- STATED PROBLEM:
The answer should be a single number: how many lines of the entries below hold the word "内阻约为".

Items from a dataset:
------------------------

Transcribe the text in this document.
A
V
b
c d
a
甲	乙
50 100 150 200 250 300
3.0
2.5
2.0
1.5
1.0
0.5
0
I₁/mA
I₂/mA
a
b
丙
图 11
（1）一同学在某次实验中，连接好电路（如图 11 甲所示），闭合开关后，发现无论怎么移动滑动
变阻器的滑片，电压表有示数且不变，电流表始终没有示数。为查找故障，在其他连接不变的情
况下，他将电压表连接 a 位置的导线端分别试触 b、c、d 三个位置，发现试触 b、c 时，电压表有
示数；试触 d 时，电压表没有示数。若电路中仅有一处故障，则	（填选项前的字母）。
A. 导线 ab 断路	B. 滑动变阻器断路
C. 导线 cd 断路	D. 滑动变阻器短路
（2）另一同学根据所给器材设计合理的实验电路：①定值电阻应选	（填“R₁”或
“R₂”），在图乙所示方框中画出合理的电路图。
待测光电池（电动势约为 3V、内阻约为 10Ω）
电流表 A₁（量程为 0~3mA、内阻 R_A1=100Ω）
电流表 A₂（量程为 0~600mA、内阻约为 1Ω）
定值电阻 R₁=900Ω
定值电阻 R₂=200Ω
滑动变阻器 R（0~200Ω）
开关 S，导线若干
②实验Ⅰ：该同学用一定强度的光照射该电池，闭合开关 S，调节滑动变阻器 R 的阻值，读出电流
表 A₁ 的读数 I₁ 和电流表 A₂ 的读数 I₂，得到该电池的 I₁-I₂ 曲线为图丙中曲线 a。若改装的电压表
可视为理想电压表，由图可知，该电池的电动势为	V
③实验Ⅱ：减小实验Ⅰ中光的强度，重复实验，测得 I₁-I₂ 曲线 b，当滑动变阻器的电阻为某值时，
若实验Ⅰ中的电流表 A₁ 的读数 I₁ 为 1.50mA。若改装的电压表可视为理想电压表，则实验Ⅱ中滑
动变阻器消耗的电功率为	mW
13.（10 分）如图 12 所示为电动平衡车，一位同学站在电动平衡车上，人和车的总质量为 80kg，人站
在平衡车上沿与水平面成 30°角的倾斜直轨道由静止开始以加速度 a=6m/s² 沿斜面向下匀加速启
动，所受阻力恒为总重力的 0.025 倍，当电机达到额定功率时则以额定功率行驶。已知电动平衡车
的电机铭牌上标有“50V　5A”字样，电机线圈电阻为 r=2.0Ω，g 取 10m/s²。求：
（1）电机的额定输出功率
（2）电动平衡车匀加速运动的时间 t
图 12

------------------------

- REPLY:
2